**Текст письма**

::::

Я уже имел удовольствие писать к Вам, что вследствие объявлений в газетах приехали со всех концов России молодые люди, из которых двое, ученики нашей Академии. Почти все очень усердно занимаются, в особенности Магдесиев (ученик Академии), написал прекрасные этюды. На будущее лето, судя по письмам, очень многие собираются ко мне. Я сам очень рад, что хоть в старости удалось мне быть полезным настолько, как (если) бы я служил в Вашей Академии.
Теперь я к Вам с просьбой и за советом. По обстоятельствам мне не удается самому приехать зимою в Петербург, чтобы устроить выставку свою. Я отправляю свои главные картины с одним молодым человеком (учеником моим), но мне желательно заранее знать, могу ли рассчитывать на помещение в Академии. И так как надо устроить отдельную выставку (по причине нижеизложенной), то можно ли с 15 января по 25 февраля, не помешает ли общая академическая выставка или в случае если в одно (и то же) время, то нельзя ли все-таки с отдельною платою.
Теперь изложу Вам подробно мою цель. Вам хорошо известно, что Ялта сделалась лучшим сезонным городом и труда приезжает лучшее общество со всех концов России. Местность Ялты – центр лучших живописных (мест) на нашем южном берегу Крыма. Я имею намерение весною выстроить там дом для старшей моей дочери, которая поселилась в Ялте. Место самое бойкое и дом будет доходный, но третью часть дома я намерен устроить с художественной целью, а именно, кроме внешних украшений (статуями и проч.) внутри будет картинная галерея со светом сверху, затем большая мастерская и несколько комнат – все это вместе составит отдельный от другой половины художественный павильон, который может удобно служить для выставок картин всех наших молодых художников, а также мастерской для известных художников наших за умеренную плату.

::::

(Записи из набора данных)

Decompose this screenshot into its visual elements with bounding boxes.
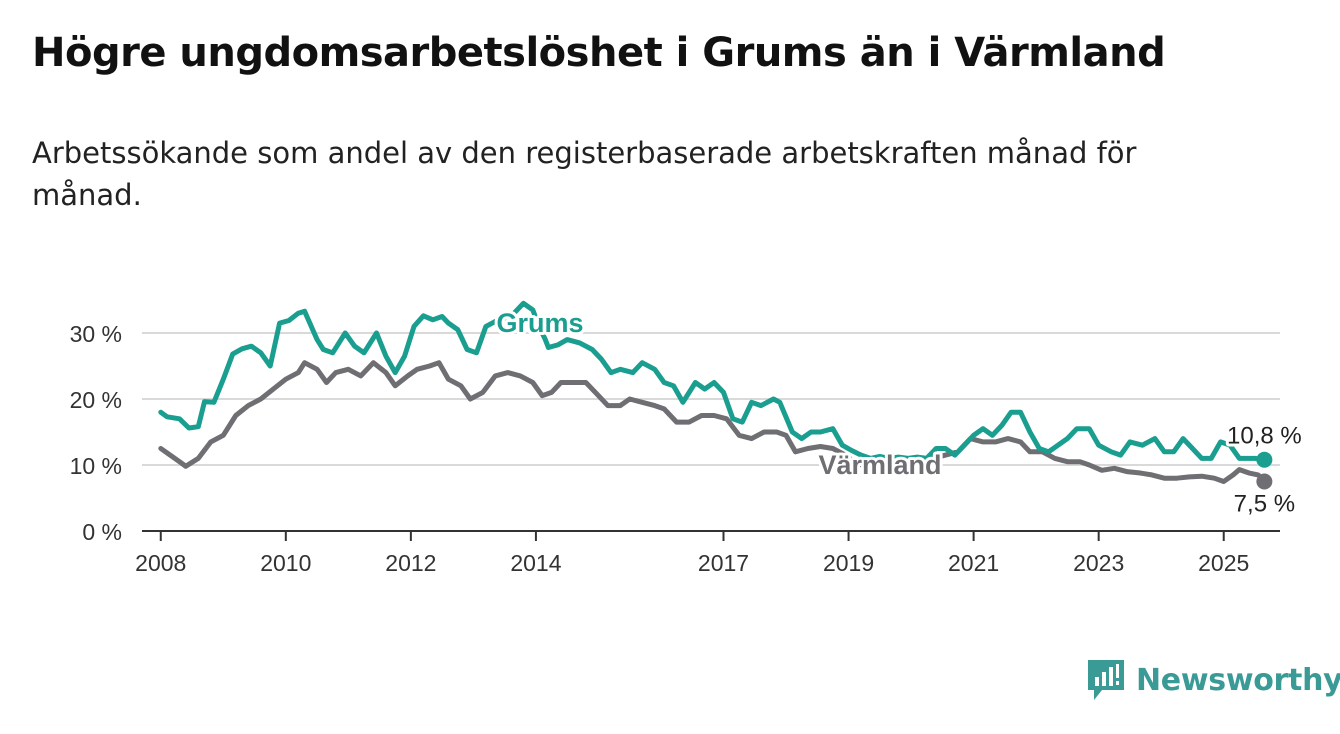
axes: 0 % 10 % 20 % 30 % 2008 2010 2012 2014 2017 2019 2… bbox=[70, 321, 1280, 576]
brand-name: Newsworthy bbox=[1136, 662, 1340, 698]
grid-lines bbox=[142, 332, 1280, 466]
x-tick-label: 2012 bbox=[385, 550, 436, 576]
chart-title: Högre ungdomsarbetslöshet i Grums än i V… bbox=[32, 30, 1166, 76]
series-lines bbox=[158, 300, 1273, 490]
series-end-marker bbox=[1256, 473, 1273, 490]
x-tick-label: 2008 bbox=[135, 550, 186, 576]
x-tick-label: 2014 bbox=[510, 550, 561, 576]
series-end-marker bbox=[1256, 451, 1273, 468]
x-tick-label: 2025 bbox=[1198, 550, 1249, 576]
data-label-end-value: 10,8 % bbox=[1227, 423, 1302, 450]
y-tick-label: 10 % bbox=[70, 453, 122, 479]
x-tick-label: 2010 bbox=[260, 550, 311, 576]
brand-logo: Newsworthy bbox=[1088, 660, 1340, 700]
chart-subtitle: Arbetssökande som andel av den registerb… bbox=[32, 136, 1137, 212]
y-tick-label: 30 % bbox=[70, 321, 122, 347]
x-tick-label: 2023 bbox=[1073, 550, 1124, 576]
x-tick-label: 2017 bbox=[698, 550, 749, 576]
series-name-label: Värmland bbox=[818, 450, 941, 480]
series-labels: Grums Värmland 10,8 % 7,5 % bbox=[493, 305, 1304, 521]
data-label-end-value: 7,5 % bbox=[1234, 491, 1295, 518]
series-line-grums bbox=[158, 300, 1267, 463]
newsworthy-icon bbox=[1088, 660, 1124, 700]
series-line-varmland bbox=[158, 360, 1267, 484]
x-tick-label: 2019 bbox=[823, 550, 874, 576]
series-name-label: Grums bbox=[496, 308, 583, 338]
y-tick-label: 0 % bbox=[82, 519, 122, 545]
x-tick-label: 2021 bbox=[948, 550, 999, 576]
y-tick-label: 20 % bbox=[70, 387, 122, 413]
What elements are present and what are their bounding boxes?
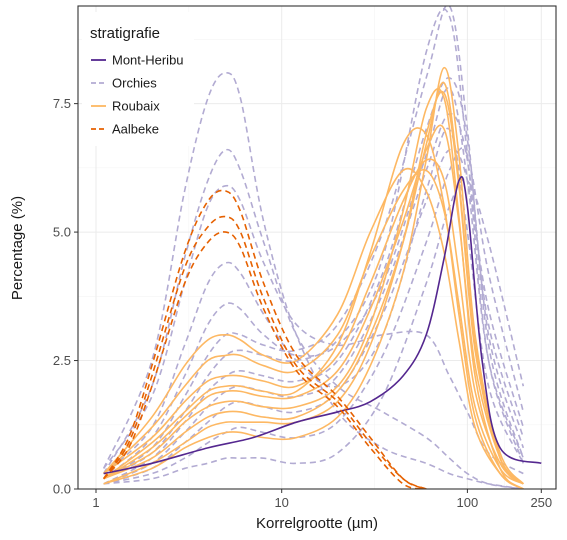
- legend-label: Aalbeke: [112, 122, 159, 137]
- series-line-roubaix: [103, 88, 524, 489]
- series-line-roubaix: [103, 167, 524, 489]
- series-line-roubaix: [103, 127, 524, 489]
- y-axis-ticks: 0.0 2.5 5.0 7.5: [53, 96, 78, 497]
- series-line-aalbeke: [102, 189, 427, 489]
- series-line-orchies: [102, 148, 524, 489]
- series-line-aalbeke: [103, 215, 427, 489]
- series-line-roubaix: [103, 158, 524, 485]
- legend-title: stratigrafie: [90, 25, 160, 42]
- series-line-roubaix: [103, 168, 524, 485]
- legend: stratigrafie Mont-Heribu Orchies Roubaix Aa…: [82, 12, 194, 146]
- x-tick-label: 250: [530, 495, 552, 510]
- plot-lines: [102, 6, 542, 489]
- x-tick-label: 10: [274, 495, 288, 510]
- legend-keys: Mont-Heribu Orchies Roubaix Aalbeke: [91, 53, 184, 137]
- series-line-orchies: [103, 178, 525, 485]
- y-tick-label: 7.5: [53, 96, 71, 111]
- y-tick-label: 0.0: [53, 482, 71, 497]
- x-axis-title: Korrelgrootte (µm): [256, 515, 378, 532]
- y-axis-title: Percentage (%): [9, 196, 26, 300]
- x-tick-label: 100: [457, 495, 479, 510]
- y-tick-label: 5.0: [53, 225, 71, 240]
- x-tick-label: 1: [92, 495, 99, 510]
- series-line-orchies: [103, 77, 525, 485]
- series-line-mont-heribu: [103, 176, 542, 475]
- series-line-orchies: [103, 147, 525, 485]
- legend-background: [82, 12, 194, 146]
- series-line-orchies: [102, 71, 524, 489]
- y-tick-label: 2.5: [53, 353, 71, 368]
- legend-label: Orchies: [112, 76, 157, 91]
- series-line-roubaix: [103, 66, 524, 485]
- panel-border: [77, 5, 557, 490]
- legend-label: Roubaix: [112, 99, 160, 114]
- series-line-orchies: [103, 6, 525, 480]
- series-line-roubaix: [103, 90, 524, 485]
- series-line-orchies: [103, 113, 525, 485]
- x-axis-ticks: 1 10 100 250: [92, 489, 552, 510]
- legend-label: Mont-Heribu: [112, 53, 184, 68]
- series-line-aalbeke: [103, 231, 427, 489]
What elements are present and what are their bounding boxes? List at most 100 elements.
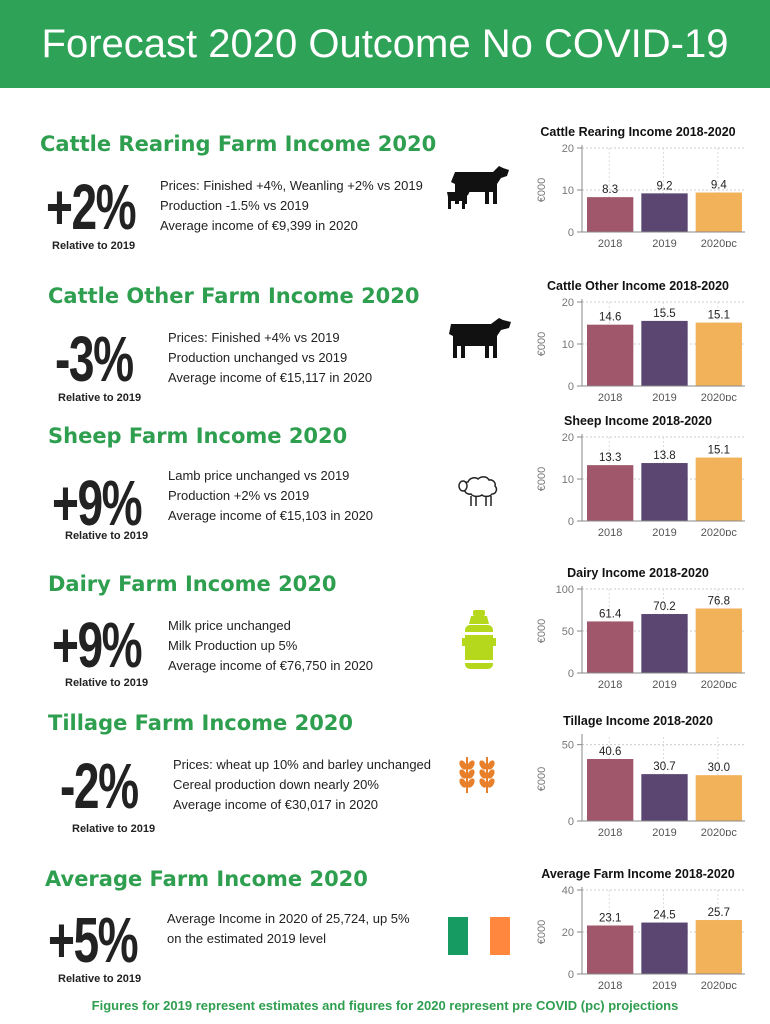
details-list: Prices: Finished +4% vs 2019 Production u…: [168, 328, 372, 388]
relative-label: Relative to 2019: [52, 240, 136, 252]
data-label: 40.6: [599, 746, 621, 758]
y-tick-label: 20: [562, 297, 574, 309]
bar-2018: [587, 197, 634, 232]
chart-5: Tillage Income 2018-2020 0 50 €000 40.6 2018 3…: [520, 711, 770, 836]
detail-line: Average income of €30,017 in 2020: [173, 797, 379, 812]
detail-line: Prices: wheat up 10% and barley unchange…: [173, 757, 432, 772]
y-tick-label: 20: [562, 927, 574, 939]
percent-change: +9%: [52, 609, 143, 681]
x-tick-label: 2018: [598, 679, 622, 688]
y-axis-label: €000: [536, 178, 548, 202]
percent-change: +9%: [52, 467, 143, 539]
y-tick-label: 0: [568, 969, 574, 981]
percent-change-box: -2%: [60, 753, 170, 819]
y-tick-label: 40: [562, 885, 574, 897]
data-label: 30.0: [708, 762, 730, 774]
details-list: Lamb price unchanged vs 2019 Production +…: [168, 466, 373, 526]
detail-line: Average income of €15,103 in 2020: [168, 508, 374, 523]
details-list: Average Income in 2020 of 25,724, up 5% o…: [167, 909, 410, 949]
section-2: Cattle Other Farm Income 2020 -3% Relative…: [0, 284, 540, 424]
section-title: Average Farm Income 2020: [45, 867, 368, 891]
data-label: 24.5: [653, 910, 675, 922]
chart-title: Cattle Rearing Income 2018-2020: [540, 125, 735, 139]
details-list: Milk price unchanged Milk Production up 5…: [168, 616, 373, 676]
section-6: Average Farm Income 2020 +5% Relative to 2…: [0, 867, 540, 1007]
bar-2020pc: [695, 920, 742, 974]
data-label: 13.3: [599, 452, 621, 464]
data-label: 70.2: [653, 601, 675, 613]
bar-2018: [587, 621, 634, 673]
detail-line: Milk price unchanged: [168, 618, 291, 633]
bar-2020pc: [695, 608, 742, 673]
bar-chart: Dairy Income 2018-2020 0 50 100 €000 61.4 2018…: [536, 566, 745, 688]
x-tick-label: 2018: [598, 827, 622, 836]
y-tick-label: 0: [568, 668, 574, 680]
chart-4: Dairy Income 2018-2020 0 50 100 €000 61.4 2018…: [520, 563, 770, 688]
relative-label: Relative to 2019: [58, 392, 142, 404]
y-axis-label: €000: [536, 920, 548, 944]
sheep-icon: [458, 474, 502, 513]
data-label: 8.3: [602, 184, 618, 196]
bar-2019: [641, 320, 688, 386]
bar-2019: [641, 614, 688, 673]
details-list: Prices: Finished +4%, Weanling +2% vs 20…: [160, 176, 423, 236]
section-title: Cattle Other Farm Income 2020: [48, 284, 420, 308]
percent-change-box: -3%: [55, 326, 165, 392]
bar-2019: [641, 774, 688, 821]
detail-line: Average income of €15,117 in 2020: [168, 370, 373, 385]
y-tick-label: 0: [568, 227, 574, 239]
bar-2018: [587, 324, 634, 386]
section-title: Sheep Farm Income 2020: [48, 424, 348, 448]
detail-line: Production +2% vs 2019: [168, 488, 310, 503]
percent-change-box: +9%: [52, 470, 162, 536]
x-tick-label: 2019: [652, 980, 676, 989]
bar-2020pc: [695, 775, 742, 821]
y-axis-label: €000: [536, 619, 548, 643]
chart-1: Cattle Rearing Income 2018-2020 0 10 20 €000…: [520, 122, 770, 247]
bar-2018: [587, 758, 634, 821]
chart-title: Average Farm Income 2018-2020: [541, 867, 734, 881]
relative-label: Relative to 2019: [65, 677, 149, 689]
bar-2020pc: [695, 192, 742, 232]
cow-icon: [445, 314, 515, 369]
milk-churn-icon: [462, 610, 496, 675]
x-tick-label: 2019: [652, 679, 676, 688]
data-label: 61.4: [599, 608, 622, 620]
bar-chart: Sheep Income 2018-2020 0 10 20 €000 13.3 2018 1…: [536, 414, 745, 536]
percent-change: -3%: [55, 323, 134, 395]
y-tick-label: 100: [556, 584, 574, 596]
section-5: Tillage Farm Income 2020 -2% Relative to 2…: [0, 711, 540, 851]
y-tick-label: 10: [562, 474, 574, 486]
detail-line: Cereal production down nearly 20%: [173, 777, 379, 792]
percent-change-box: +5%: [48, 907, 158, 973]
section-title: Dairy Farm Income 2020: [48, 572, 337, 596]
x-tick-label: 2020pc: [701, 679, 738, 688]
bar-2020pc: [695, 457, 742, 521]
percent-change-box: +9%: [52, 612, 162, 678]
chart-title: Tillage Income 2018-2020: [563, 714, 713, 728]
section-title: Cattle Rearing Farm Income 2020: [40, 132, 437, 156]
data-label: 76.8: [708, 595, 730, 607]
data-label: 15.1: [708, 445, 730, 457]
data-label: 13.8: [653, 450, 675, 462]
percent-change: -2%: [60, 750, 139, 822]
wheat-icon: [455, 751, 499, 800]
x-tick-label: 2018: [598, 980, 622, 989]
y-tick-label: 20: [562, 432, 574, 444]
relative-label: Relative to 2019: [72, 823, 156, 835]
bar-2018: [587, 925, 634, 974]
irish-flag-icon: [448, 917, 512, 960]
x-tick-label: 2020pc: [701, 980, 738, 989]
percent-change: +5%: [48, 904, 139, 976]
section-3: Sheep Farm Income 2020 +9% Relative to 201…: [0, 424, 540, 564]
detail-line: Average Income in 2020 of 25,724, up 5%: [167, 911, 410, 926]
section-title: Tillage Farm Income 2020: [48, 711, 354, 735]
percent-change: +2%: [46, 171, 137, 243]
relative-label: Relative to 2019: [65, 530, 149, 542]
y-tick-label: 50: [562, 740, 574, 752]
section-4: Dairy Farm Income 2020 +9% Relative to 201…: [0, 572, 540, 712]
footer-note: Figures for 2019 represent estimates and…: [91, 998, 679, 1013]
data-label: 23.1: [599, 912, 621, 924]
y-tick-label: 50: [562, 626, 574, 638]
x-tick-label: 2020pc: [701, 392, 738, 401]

::::

**Задание 1**
Перепишите из письма фрагмент, начиная со слов «Теперь изложу Вам» и далее вплоть до слов «за умеренную плату.».
**Задание 2**
Ответьте на вопросы по письму:
(a) Сколько из приехавших молодых людей были учениками Академии?
(b) В какие сроки предлагается устроить отдельную выставку?
(c) Для кого весной намечено выстроить дом в Ялте?
**Задание 3**
Переведите, пожалуйста, на английский язык предложение из письма: «По обстоятельствам мне не удается самому приехать зимою в Петербург, чтобы устроить выставку свою».
Опирайтесь только на письмо.

**Полный ответ 1**
Теперь изложу Вам подробно мою цель. Вам хорошо известно, что Ялта сделалась лучшим сезонным городом и труда приезжает лучшее общество со всех концов России. Местность Ялты – центр лучших живописных (мест) на нашем южном берегу Крыма. Я имею намерение весною выстроить там дом для старшей моей дочери, которая поселилась в Ялте. Место самое бойкое и дом будет доходный, но третью часть дома я намерен устроить с художественной целью, а именно, кроме внешних украшений (статуями и проч.) внутри будет картинная галерея со светом сверху, затем большая мастерская и несколько комнат – все это вместе составит отдельный от другой половины художественный павильон, который может удобно служить для выставок картин всех наших молодых художников, а также мастерской для известных художников наших за умеренную плату.

**Полный ответ 2**
(a) Двое.
(b) С 15 января по 25 февраля.
(c) Для старшей дочери, которая поселилась в Ялте.

**Полный ответ 3**
Owing to circumstances, I am unable to come to Petersburg myself in the winter to arrange my exhibition.